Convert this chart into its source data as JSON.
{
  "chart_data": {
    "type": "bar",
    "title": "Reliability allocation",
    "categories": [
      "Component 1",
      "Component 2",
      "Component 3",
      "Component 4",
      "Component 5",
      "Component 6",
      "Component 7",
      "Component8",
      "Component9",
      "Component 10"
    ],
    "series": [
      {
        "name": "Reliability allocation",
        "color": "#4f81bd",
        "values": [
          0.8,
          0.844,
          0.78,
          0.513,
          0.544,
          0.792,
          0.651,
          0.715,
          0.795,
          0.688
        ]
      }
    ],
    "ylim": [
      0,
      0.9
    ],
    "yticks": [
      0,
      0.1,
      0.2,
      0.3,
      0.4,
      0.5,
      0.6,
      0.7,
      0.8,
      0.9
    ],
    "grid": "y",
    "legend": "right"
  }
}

^^^^^^^^^^^^^^^^

Go through the preceding material and copy each line that has the word "allocation".

    "title": "Reliability allocation",
        "name": "Reliability allocation",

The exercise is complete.